Stated problem:
Only the number is wanted: count the lines that include the word "wife".

Stored entries
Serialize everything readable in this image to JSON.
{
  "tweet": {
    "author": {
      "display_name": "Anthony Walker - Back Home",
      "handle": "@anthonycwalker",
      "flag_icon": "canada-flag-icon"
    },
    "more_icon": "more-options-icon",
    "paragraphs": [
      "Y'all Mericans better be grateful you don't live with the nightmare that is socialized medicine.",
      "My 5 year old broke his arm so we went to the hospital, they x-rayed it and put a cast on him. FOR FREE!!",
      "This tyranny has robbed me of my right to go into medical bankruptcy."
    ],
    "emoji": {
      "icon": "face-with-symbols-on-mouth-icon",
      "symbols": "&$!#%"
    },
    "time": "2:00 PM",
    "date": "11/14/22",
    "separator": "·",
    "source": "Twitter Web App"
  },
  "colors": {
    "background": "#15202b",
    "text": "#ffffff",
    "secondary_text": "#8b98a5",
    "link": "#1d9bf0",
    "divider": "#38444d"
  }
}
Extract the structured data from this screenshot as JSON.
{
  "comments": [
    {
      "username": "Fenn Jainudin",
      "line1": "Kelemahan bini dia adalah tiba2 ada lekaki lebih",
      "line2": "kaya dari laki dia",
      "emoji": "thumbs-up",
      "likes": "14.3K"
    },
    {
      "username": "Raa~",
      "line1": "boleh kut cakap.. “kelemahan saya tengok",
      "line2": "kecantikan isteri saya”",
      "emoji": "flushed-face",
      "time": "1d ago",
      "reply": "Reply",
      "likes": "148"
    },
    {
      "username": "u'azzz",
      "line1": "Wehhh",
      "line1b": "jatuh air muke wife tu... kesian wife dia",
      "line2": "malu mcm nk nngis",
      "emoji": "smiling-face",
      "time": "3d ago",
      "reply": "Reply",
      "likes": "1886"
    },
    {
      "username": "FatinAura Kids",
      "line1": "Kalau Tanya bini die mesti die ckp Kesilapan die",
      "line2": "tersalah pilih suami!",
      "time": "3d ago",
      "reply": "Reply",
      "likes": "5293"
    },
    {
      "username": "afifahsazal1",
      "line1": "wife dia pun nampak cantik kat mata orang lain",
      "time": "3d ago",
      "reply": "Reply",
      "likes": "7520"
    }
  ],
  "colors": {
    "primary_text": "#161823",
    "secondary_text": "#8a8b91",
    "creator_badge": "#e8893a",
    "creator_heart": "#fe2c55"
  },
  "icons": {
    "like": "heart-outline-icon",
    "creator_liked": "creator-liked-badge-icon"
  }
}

Result of the exercise:
2